# START OF DATASET RECORDS
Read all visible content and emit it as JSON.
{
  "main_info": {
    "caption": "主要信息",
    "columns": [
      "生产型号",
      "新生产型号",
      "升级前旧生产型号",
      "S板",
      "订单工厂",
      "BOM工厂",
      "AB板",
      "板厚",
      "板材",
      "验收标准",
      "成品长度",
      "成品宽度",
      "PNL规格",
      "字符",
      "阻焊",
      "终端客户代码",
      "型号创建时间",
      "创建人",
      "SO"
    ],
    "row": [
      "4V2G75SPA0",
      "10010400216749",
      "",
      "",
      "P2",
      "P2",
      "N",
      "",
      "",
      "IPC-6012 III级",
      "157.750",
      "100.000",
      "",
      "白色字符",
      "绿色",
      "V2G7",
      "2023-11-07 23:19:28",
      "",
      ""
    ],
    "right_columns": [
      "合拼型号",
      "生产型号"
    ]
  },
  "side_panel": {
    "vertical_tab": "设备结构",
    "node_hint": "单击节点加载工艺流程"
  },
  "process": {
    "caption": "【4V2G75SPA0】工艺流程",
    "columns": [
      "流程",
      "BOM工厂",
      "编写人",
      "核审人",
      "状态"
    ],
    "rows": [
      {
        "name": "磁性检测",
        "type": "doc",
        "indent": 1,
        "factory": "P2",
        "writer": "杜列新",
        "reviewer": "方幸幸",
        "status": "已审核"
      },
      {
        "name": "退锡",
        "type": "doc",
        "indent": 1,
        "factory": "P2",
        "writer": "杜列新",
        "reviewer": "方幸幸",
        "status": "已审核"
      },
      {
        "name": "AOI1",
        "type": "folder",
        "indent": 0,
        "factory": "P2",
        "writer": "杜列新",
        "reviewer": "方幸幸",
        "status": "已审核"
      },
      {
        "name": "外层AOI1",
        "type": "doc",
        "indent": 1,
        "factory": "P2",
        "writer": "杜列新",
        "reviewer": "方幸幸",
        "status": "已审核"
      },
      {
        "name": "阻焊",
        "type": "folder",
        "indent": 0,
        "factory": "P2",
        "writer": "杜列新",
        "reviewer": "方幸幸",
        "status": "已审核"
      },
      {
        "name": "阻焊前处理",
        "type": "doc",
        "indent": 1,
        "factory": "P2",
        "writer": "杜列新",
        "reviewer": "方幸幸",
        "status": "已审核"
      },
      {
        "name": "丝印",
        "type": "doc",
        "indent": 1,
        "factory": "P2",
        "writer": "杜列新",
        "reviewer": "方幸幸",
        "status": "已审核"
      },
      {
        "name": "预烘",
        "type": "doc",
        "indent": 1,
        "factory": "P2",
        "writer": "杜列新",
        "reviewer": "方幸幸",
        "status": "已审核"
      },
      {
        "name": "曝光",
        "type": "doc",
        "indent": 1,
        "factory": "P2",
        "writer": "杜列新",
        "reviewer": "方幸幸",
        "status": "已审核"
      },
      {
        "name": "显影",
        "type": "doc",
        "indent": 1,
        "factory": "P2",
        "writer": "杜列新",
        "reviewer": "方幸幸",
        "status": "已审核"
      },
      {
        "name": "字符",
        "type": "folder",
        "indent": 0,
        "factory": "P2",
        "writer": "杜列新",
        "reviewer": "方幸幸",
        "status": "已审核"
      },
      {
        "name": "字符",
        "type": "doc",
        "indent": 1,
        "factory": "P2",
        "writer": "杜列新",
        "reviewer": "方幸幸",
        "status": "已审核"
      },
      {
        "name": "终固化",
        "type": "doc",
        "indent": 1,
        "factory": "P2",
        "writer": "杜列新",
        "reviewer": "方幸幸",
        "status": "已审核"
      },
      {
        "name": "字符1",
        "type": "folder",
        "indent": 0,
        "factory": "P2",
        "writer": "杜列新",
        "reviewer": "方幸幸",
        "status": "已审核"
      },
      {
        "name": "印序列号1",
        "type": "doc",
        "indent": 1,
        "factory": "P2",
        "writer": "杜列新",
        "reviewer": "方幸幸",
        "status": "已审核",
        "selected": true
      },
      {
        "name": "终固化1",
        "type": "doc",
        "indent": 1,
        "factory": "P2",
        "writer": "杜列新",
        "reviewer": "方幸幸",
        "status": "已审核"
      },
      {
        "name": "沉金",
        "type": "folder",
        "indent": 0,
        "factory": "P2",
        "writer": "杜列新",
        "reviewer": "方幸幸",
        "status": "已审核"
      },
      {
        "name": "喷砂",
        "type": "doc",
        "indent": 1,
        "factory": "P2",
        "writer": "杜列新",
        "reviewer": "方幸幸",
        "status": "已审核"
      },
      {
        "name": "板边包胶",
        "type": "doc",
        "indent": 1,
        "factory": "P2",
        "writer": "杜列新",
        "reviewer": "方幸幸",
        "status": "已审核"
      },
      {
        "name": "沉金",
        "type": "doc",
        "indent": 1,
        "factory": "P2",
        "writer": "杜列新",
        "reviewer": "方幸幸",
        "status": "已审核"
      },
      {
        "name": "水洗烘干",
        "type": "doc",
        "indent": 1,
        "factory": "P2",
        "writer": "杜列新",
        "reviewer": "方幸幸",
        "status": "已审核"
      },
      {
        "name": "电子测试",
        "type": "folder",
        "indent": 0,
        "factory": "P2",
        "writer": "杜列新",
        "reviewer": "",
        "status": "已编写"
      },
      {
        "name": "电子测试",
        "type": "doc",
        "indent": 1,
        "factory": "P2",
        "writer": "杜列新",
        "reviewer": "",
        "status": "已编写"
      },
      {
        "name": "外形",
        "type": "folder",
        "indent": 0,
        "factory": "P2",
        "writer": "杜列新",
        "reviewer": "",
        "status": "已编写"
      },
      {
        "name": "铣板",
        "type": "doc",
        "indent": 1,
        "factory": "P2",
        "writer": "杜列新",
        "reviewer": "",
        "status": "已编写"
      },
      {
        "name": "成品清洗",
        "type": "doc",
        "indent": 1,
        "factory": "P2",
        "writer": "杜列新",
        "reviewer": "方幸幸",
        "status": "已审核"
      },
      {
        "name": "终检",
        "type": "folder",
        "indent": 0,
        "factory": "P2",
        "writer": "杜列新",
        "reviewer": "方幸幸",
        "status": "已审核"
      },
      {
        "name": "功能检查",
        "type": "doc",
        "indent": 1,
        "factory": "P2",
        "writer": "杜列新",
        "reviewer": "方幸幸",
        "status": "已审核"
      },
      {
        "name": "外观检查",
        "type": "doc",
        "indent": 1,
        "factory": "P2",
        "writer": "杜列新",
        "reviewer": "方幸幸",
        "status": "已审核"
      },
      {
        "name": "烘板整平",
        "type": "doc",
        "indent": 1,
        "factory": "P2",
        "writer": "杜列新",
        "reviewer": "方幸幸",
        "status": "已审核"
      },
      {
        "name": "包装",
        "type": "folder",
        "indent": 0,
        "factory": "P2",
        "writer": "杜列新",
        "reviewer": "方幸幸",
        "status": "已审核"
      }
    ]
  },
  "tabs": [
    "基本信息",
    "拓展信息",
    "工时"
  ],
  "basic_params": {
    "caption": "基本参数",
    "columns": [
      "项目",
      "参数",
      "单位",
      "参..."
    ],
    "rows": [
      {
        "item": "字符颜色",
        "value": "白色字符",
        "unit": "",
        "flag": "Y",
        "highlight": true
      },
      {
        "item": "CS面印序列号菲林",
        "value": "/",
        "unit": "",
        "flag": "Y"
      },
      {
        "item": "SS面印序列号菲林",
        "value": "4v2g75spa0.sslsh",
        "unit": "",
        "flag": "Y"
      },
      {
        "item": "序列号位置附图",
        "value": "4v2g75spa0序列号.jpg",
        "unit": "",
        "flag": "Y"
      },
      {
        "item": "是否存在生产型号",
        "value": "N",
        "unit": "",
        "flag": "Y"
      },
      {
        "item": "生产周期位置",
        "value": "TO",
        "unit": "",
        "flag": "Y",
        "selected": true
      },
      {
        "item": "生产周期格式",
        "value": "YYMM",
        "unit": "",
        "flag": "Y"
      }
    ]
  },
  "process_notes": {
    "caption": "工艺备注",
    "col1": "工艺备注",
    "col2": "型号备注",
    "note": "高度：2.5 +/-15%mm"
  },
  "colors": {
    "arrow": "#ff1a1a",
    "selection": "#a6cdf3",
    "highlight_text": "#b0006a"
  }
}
# END OF DATASET RECORDS
- [SHORT TASK] Indicate how many lines of the material contain the string "item", giving the number and nothing more.

- [RESULT OF THE TASK] 7